# What the task asks
Format every line of the records below as a numbered list, skipping blank lines and leaving out the pictures.

## start Data listing

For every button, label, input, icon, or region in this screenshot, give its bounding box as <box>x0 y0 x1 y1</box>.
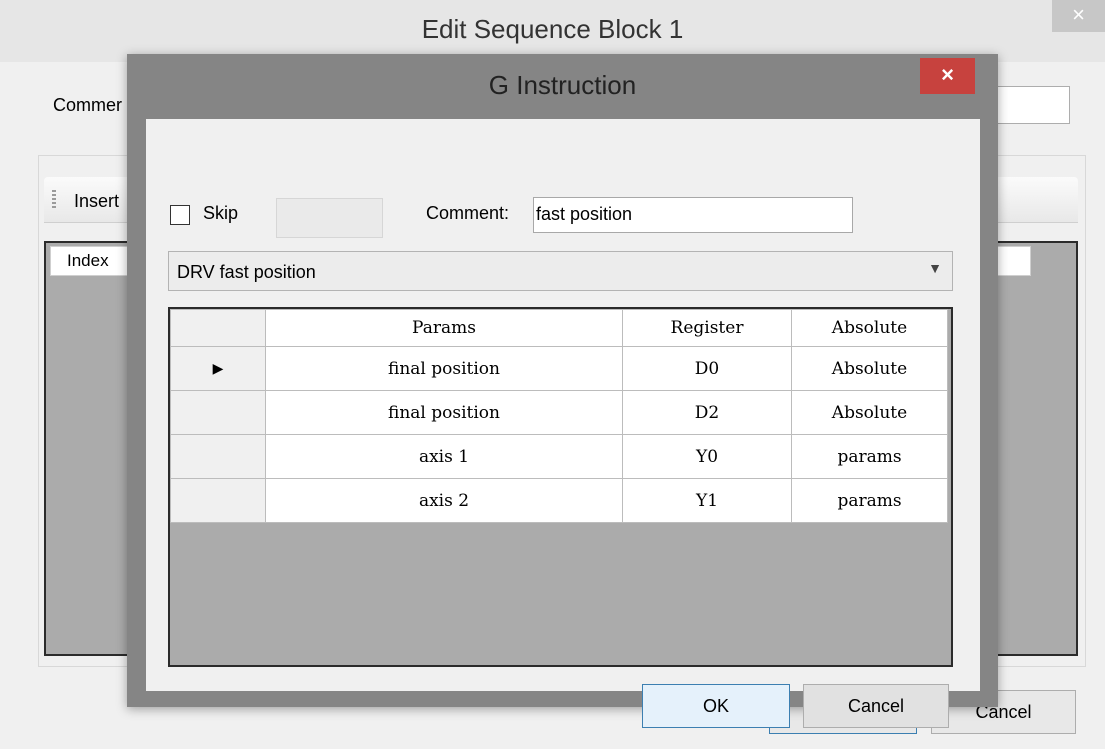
table-row[interactable]: axis 2 Y1 params <box>170 478 948 523</box>
skip-checkbox[interactable] <box>170 205 190 225</box>
column-header-register[interactable]: Register <box>622 309 792 347</box>
cell-absolute[interactable]: params <box>791 434 948 479</box>
bg-close-icon[interactable]: × <box>1052 0 1105 32</box>
toolbar-grip-icon[interactable] <box>52 190 56 210</box>
table-row[interactable]: axis 1 Y0 params <box>170 434 948 479</box>
table-row[interactable]: final position D2 Absolute <box>170 390 948 435</box>
ok-button[interactable]: OK <box>642 684 790 728</box>
g-instruction-dialog: G Instruction × Skip Comment: fast posit… <box>127 54 998 728</box>
row-header[interactable] <box>170 478 266 523</box>
cell-absolute[interactable]: params <box>791 478 948 523</box>
table-row[interactable]: ▶ final position D0 Absolute <box>170 346 948 391</box>
cell-register[interactable]: Y0 <box>622 434 792 479</box>
bg-comment-input[interactable] <box>990 86 1070 124</box>
current-row-indicator-icon[interactable]: ▶ <box>170 346 266 391</box>
skip-target-field <box>276 198 383 238</box>
cell-register[interactable]: D2 <box>622 390 792 435</box>
instruction-select-value: DRV fast position <box>177 262 316 282</box>
comment-label: Comment: <box>426 203 510 223</box>
cell-register[interactable]: Y1 <box>622 478 792 523</box>
skip-label[interactable]: Skip <box>203 203 238 224</box>
cell-params[interactable]: axis 1 <box>265 434 623 479</box>
cancel-button[interactable]: Cancel <box>803 684 949 728</box>
dialog-client-area: Skip Comment: fast position DRV fast pos… <box>146 119 980 728</box>
comment-input[interactable]: fast position <box>533 197 853 233</box>
cell-params[interactable]: final position <box>265 346 623 391</box>
cell-params[interactable]: final position <box>265 390 623 435</box>
column-header-absolute[interactable]: Absolute <box>791 309 948 347</box>
cell-params[interactable]: axis 2 <box>265 478 623 523</box>
cell-register[interactable]: D0 <box>622 346 792 391</box>
row-header-corner <box>170 309 266 347</box>
params-grid[interactable]: Params Register Absolute ▶ final positio… <box>168 307 953 667</box>
cell-absolute[interactable]: Absolute <box>791 390 948 435</box>
row-header[interactable] <box>170 434 266 479</box>
bg-window-title: Edit Sequence Block 1 <box>421 14 684 44</box>
cell-absolute[interactable]: Absolute <box>791 346 948 391</box>
column-header-params[interactable]: Params <box>265 309 623 347</box>
instruction-select[interactable]: DRV fast position ▼ <box>168 251 953 291</box>
chevron-down-icon[interactable]: ▼ <box>928 260 942 276</box>
bg-insert-button[interactable]: Insert <box>74 191 119 212</box>
close-icon[interactable]: × <box>920 58 975 94</box>
bg-titlebar: Edit Sequence Block 1 × <box>0 0 1105 62</box>
row-header[interactable] <box>170 390 266 435</box>
params-table: Params Register Absolute ▶ final positio… <box>170 309 948 523</box>
dialog-title: G Instruction <box>488 70 637 100</box>
bg-comment-label: Commer <box>53 95 123 115</box>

## end Data listing

# Output
1. For every button, label, input, icon, or region in this screenshot, give its bounding box as <box>x0 y0 x1 y1</box>.
2. table-row[interactable]: axis 2 Y1 params <box>170 478 948 523</box>
3. skip-checkbox[interactable] <box>170 205 190 225</box>
4. column-header-register[interactable]: Register <box>622 309 792 347</box>
5. cell-absolute[interactable]: params <box>791 434 948 479</box>
6. bg-close-icon[interactable]: × <box>1052 0 1105 32</box>
7. toolbar-grip-icon[interactable] <box>52 190 56 210</box>
8. table-row[interactable]: axis 1 Y0 params <box>170 434 948 479</box>
9. table-row[interactable]: final position D2 Absolute <box>170 390 948 435</box>
10. ok-button[interactable]: OK <box>642 684 790 728</box>
11. g-instruction-dialog: G Instruction × Skip Comment: fast posit… <box>127 54 998 728</box>
12. row-header[interactable] <box>170 478 266 523</box>
13. cell-absolute[interactable]: params <box>791 478 948 523</box>
14. table-row[interactable]: ▶ final position D0 Absolute <box>170 346 948 391</box>
15. cell-register[interactable]: Y0 <box>622 434 792 479</box>
16. bg-comment-input[interactable] <box>990 86 1070 124</box>
17. current-row-indicator-icon[interactable]: ▶ <box>170 346 266 391</box>
18. skip-target-field <box>276 198 383 238</box>
19. cell-register[interactable]: D2 <box>622 390 792 435</box>
20. instruction-select-value: DRV fast position <box>177 262 316 282</box>
21. comment-label: Comment: <box>426 203 510 223</box>
22. cell-register[interactable]: Y1 <box>622 478 792 523</box>
23. skip-label[interactable]: Skip <box>203 203 238 224</box>
24. cell-params[interactable]: axis 1 <box>265 434 623 479</box>
25. cancel-button[interactable]: Cancel <box>803 684 949 728</box>
26. dialog-client-area: Skip Comment: fast position DRV fast pos… <box>146 119 980 728</box>
27. comment-input[interactable]: fast position <box>533 197 853 233</box>
28. cell-params[interactable]: final position <box>265 346 623 391</box>
29. cell-params[interactable]: final position <box>265 390 623 435</box>
30. column-header-absolute[interactable]: Absolute <box>791 309 948 347</box>
31. cell-params[interactable]: axis 2 <box>265 478 623 523</box>
32. cell-register[interactable]: D0 <box>622 346 792 391</box>
33. row-header-corner <box>170 309 266 347</box>
34. params-grid[interactable]: Params Register Absolute ▶ final positio… <box>168 307 953 667</box>
35. cell-absolute[interactable]: Absolute <box>791 390 948 435</box>
36. row-header[interactable] <box>170 434 266 479</box>
37. bg-window-title: Edit Sequence Block 1 <box>421 14 684 44</box>
38. cell-absolute[interactable]: Absolute <box>791 346 948 391</box>
39. column-header-params[interactable]: Params <box>265 309 623 347</box>
40. instruction-select[interactable]: DRV fast position ▼ <box>168 251 953 291</box>
41. chevron-down-icon[interactable]: ▼ <box>928 260 942 276</box>
42. bg-insert-button[interactable]: Insert <box>74 191 119 212</box>
43. close-icon[interactable]: × <box>920 58 975 94</box>
44. bg-titlebar: Edit Sequence Block 1 × <box>0 0 1105 62</box>
45. row-header[interactable] <box>170 390 266 435</box>
46. params-table: Params Register Absolute ▶ final positio… <box>170 309 948 523</box>
47. dialog-title: G Instruction <box>488 70 637 100</box>
48. bg-comment-label: Commer <box>53 95 123 115</box>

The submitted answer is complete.